[Start of Exercise materials]

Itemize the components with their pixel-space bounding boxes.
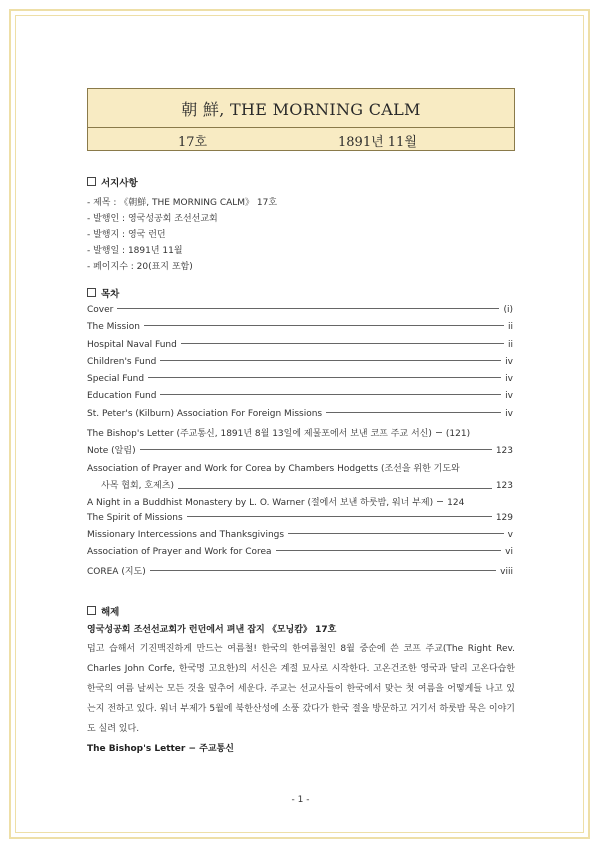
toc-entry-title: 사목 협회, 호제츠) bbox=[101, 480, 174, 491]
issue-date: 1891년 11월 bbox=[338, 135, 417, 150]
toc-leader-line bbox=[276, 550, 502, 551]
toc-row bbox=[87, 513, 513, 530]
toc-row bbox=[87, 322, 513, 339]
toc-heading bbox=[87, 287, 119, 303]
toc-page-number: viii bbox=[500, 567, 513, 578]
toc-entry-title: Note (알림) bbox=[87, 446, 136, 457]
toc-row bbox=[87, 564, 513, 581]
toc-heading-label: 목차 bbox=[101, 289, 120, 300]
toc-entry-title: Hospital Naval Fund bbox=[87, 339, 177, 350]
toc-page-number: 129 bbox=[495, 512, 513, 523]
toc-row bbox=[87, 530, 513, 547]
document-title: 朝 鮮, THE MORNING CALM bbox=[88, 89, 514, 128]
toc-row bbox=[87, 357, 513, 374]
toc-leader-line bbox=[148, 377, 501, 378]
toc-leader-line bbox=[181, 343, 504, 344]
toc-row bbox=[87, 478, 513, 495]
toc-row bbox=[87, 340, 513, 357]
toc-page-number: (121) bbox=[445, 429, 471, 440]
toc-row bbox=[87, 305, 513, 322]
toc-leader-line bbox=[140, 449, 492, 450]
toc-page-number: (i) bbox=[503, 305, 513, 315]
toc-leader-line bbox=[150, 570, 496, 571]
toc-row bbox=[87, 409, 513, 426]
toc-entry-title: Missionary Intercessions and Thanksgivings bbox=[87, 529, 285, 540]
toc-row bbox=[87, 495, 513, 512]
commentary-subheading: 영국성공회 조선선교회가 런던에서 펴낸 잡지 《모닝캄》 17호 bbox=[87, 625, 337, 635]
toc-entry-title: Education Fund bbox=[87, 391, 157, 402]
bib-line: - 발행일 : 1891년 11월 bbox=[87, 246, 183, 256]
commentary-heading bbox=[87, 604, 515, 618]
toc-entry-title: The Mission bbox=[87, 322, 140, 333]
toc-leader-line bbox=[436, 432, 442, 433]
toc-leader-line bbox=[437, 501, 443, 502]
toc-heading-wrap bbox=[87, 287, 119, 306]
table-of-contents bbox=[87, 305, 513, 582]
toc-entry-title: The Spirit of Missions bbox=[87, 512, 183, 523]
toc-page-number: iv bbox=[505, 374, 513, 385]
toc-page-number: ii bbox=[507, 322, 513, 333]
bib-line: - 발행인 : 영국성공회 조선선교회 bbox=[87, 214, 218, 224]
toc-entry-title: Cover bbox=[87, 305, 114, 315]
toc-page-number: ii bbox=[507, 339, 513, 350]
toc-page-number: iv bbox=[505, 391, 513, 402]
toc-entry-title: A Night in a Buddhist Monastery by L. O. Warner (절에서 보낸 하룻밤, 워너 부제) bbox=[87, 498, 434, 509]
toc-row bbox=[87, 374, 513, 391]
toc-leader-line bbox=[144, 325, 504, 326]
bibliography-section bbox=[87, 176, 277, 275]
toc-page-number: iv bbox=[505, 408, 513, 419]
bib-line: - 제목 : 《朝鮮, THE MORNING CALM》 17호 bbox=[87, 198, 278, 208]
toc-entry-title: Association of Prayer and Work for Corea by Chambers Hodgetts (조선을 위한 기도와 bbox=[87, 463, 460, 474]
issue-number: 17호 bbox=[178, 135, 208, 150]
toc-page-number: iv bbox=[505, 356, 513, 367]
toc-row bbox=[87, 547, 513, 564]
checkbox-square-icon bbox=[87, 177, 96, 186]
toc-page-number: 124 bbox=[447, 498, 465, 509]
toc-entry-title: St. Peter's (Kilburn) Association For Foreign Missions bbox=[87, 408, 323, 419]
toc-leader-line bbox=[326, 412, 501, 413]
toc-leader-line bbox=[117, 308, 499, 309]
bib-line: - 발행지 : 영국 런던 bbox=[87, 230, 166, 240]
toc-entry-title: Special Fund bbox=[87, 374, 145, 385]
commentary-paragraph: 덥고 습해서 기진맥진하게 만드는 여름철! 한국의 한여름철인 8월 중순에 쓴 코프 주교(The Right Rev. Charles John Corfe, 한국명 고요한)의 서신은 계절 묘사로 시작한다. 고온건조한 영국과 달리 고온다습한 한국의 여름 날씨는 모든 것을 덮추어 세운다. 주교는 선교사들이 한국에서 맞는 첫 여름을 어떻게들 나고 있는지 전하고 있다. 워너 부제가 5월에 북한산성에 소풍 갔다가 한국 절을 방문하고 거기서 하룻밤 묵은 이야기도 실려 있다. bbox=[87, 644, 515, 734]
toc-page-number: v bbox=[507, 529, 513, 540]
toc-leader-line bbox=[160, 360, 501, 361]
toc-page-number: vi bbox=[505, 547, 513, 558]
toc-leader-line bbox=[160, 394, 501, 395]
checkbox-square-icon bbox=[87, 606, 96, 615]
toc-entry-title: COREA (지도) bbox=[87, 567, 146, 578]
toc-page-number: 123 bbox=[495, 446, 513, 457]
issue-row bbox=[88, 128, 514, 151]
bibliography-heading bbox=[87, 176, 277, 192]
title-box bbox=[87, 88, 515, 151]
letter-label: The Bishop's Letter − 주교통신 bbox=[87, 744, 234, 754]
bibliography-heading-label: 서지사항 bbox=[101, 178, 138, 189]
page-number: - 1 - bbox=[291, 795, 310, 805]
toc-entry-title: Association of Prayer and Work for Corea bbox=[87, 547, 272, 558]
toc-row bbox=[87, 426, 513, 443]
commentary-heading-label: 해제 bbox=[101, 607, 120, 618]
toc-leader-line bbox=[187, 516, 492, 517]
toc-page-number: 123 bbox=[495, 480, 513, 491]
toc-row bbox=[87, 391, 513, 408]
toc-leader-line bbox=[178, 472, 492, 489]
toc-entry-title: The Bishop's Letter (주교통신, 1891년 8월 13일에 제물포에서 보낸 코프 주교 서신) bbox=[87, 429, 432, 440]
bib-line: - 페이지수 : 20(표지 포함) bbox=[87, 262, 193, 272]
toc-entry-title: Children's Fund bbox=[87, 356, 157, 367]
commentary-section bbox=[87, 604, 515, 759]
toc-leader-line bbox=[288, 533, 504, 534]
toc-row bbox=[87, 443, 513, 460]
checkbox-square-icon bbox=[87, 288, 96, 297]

[End of Exercise materials]

Aim of the exercise ::
Could you write out the listing above line for line, without any of the pictures?

Finished task ::
Itemize the components with their pixel-space bounding boxes.
toc-entry-title: 사목 협회, 호제츠) bbox=[101, 480, 174, 491]
issue-date: 1891년 11월 bbox=[338, 135, 417, 150]
toc-leader-line bbox=[276, 550, 502, 551]
toc-row bbox=[87, 513, 513, 530]
toc-row bbox=[87, 322, 513, 339]
toc-heading bbox=[87, 287, 119, 303]
toc-page-number: viii bbox=[500, 567, 513, 578]
toc-entry-title: Note (알림) bbox=[87, 446, 136, 457]
toc-row bbox=[87, 564, 513, 581]
toc-heading-label: 목차 bbox=[101, 289, 120, 300]
toc-entry-title: Hospital Naval Fund bbox=[87, 339, 177, 350]
toc-page-number: 129 bbox=[495, 512, 513, 523]
toc-row bbox=[87, 530, 513, 547]
document-title: 朝 鮮, THE MORNING CALM bbox=[88, 89, 514, 128]
toc-row bbox=[87, 357, 513, 374]
toc-leader-line bbox=[148, 377, 501, 378]
toc-leader-line bbox=[181, 343, 504, 344]
toc-row bbox=[87, 478, 513, 495]
toc-row bbox=[87, 340, 513, 357]
toc-page-number: (121) bbox=[445, 429, 471, 440]
toc-row bbox=[87, 305, 513, 322]
toc-leader-line bbox=[140, 449, 492, 450]
toc-page-number: (i) bbox=[503, 305, 513, 315]
toc-leader-line bbox=[150, 570, 496, 571]
toc-row bbox=[87, 409, 513, 426]
toc-entry-title: Missionary Intercessions and Thanksgivings bbox=[87, 529, 285, 540]
toc-row bbox=[87, 495, 513, 512]
commentary-subheading: 영국성공회 조선선교회가 런던에서 펴낸 잡지 《모닝캄》 17호 bbox=[87, 625, 337, 635]
toc-entry-title: Education Fund bbox=[87, 391, 157, 402]
bib-line: - 발행일 : 1891년 11월 bbox=[87, 246, 183, 256]
commentary-heading bbox=[87, 604, 515, 618]
toc-entry-title: The Mission bbox=[87, 322, 140, 333]
toc-leader-line bbox=[436, 432, 442, 433]
toc-leader-line bbox=[437, 501, 443, 502]
toc-heading-wrap bbox=[87, 287, 119, 306]
table-of-contents bbox=[87, 305, 513, 582]
toc-entry-title: The Spirit of Missions bbox=[87, 512, 183, 523]
toc-page-number: iv bbox=[505, 374, 513, 385]
toc-page-number: ii bbox=[507, 322, 513, 333]
bib-line: - 발행인 : 영국성공회 조선선교회 bbox=[87, 214, 218, 224]
toc-entry-title: Cover bbox=[87, 305, 114, 315]
toc-page-number: ii bbox=[507, 339, 513, 350]
toc-page-number: iv bbox=[505, 391, 513, 402]
toc-entry-title: A Night in a Buddhist Monastery by L. O. Warner (절에서 보낸 하룻밤, 워너 부제) bbox=[87, 498, 434, 509]
toc-row bbox=[87, 374, 513, 391]
toc-leader-line bbox=[144, 325, 504, 326]
bibliography-section bbox=[87, 176, 277, 275]
toc-page-number: iv bbox=[505, 408, 513, 419]
bib-line: - 제목 : 《朝鮮, THE MORNING CALM》 17호 bbox=[87, 198, 278, 208]
toc-entry-title: Association of Prayer and Work for Corea by Chambers Hodgetts (조선을 위한 기도와 bbox=[87, 463, 460, 474]
issue-number: 17호 bbox=[178, 135, 208, 150]
toc-page-number: iv bbox=[505, 356, 513, 367]
toc-row bbox=[87, 547, 513, 564]
checkbox-square-icon bbox=[87, 177, 96, 186]
toc-page-number: 124 bbox=[447, 498, 465, 509]
toc-entry-title: St. Peter's (Kilburn) Association For Foreign Missions bbox=[87, 408, 323, 419]
toc-leader-line bbox=[326, 412, 501, 413]
toc-leader-line bbox=[117, 308, 499, 309]
bib-line: - 발행지 : 영국 런던 bbox=[87, 230, 166, 240]
toc-entry-title: Special Fund bbox=[87, 374, 145, 385]
commentary-paragraph: 덥고 습해서 기진맥진하게 만드는 여름철! 한국의 한여름철인 8월 중순에 쓴 코프 주교(The Right Rev. Charles John Corfe, 한국명 고요한)의 서신은 계절 묘사로 시작한다. 고온건조한 영국과 달리 고온다습한 한국의 여름 날씨는 모든 것을 덮추어 세운다. 주교는 선교사들이 한국에서 맞는 첫 여름을 어떻게들 나고 있는지 전하고 있다. 워너 부제가 5월에 북한산성에 소풍 갔다가 한국 절을 방문하고 거기서 하룻밤 묵은 이야기도 실려 있다. bbox=[87, 644, 515, 734]
toc-page-number: v bbox=[507, 529, 513, 540]
toc-leader-line bbox=[160, 360, 501, 361]
toc-page-number: vi bbox=[505, 547, 513, 558]
toc-leader-line bbox=[160, 394, 501, 395]
checkbox-square-icon bbox=[87, 606, 96, 615]
toc-entry-title: COREA (지도) bbox=[87, 567, 146, 578]
toc-page-number: 123 bbox=[495, 446, 513, 457]
issue-row bbox=[88, 128, 514, 151]
bibliography-heading bbox=[87, 176, 277, 192]
title-box bbox=[87, 88, 515, 151]
letter-label: The Bishop's Letter − 주교통신 bbox=[87, 744, 234, 754]
bibliography-heading-label: 서지사항 bbox=[101, 178, 138, 189]
page-number: - 1 - bbox=[291, 795, 310, 805]
toc-entry-title: Association of Prayer and Work for Corea bbox=[87, 547, 272, 558]
toc-row bbox=[87, 426, 513, 443]
commentary-heading-label: 해제 bbox=[101, 607, 120, 618]
toc-leader-line bbox=[187, 516, 492, 517]
toc-page-number: 123 bbox=[495, 480, 513, 491]
toc-row bbox=[87, 391, 513, 408]
toc-leader-line bbox=[178, 472, 492, 489]
toc-entry-title: The Bishop's Letter (주교통신, 1891년 8월 13일에 제물포에서 보낸 코프 주교 서신) bbox=[87, 429, 432, 440]
bib-line: - 페이지수 : 20(표지 포함) bbox=[87, 262, 193, 272]
toc-entry-title: Children's Fund bbox=[87, 356, 157, 367]
commentary-section bbox=[87, 604, 515, 759]
toc-leader-line bbox=[288, 533, 504, 534]
toc-row bbox=[87, 443, 513, 460]
checkbox-square-icon bbox=[87, 288, 96, 297]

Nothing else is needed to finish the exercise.